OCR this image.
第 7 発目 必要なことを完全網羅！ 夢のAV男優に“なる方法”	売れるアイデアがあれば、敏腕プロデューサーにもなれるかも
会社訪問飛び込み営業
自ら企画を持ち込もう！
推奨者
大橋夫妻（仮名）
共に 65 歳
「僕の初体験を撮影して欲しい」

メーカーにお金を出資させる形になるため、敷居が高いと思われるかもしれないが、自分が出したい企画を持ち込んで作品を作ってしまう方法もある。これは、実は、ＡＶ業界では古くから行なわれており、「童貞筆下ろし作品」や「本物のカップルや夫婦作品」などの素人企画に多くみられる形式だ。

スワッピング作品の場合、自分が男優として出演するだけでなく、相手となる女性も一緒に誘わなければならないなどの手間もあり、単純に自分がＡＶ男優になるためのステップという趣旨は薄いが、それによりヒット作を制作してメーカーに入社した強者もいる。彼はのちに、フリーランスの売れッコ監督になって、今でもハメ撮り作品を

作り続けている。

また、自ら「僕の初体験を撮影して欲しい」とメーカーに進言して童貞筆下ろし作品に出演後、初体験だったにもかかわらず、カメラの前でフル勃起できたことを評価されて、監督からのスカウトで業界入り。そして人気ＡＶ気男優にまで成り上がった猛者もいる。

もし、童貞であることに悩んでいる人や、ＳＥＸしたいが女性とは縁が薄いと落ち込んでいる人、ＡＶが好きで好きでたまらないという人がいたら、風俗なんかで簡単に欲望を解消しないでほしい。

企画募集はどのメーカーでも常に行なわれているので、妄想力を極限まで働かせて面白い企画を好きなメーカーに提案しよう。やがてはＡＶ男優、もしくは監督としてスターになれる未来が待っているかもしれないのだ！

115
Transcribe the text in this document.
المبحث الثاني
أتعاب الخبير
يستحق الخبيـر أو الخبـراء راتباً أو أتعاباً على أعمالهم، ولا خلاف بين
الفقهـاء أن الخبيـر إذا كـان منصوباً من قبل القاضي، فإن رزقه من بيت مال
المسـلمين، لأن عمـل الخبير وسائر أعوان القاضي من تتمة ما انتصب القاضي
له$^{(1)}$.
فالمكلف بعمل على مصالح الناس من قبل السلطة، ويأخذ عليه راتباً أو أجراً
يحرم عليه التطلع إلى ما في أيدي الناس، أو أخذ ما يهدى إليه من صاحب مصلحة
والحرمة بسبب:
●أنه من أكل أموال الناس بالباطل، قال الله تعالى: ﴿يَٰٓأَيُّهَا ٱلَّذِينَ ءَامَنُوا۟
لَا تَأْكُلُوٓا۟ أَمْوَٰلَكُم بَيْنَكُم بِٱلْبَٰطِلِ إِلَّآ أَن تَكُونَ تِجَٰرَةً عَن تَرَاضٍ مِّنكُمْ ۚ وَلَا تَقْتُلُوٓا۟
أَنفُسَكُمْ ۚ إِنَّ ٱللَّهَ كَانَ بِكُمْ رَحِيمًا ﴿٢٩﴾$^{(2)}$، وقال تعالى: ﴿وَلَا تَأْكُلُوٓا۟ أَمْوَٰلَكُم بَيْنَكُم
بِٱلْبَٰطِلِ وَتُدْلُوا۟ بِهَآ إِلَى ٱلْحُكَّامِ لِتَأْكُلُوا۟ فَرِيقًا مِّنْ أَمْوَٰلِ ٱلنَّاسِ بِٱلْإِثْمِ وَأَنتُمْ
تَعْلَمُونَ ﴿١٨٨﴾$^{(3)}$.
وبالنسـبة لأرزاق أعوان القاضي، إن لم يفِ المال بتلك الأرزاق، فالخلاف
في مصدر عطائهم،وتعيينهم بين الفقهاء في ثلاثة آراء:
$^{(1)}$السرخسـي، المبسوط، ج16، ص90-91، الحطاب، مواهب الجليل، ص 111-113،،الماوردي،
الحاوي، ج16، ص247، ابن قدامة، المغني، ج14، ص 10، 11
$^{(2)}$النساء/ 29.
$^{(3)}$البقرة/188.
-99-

Instructions for the task — Locate and copy each line in the data above that includes the word "الناس".

Written response —
فالمكلف بعمل على مصالح الناس من قبل السلطة، ويأخذ عليه راتباً أو أجراً
يحرم عليه التطلع إلى ما في أيدي الناس، أو أخذ ما يهدى إليه من صاحب مصلحة
●أنه من أكل أموال الناس بالباطل، قال الله تعالى: ﴿يَٰٓأَيُّهَا ٱلَّذِينَ ءَامَنُوا۟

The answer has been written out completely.